The data =
»»

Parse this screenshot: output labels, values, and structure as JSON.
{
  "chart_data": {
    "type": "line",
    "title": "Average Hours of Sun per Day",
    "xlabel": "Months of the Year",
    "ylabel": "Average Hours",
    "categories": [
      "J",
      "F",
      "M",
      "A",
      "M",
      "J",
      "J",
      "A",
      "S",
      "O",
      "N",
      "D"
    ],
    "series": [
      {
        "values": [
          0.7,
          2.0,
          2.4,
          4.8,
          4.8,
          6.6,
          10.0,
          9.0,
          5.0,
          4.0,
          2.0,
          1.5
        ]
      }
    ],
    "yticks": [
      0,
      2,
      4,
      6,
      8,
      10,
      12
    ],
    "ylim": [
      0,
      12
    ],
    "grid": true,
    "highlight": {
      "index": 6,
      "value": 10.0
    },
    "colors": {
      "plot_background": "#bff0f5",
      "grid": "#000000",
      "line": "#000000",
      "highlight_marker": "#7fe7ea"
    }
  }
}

««

Task to carry out = Give only the number of lines in the data that hold the string "Average".

Task answer = 2